EXERCISE DETAILS
From the records, pick out and copy each line containing "原句中如有".

[Dataset entries]
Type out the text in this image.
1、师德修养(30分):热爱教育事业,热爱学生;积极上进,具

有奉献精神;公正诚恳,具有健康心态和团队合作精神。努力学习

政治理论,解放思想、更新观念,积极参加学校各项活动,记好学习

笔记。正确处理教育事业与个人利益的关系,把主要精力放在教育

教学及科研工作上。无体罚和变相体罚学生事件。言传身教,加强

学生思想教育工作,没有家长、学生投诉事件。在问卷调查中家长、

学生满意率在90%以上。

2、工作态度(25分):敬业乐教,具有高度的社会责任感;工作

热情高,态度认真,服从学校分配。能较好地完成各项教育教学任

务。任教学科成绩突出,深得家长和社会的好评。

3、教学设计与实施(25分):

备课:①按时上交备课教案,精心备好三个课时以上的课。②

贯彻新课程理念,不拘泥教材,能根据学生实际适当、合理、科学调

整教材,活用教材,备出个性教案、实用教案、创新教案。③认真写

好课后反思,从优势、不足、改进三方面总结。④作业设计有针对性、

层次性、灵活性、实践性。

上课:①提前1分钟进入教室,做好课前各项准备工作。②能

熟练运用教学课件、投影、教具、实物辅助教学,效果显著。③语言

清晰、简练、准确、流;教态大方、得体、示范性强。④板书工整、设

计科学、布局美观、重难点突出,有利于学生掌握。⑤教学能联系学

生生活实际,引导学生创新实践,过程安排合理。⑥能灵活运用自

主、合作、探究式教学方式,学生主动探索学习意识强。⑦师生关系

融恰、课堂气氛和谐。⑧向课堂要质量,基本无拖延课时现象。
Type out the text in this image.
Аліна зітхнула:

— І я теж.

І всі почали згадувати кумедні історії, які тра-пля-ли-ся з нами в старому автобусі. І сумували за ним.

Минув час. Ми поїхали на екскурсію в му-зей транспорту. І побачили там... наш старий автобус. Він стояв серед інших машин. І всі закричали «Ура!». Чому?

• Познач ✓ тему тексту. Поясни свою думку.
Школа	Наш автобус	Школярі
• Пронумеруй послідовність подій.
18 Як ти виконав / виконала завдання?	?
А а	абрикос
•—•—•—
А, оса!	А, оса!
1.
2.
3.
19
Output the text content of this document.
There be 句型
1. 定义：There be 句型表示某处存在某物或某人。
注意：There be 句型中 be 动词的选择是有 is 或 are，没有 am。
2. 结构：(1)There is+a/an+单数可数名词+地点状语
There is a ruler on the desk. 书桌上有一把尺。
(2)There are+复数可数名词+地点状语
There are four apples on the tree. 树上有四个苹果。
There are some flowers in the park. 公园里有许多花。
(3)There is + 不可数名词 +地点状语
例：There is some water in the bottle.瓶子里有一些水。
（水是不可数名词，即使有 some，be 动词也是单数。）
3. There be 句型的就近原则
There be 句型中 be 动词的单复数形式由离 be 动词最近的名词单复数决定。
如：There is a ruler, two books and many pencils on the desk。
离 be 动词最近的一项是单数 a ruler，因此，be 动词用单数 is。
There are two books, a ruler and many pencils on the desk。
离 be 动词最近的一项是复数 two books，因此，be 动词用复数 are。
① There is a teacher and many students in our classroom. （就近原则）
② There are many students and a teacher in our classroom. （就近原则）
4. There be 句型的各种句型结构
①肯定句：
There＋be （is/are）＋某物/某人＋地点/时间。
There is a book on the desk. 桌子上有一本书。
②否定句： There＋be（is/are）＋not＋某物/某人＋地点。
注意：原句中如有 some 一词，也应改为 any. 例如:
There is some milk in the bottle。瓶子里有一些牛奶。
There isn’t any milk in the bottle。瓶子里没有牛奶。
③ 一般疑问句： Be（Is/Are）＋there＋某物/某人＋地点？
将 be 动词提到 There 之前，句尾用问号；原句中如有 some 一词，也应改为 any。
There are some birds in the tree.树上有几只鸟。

ANSWER IN FULL
注意：原句中如有 some 一词，也应改为 any. 例如:
将 be 动词提到 There 之前，句尾用问号；原句中如有 some 一词，也应改为 any。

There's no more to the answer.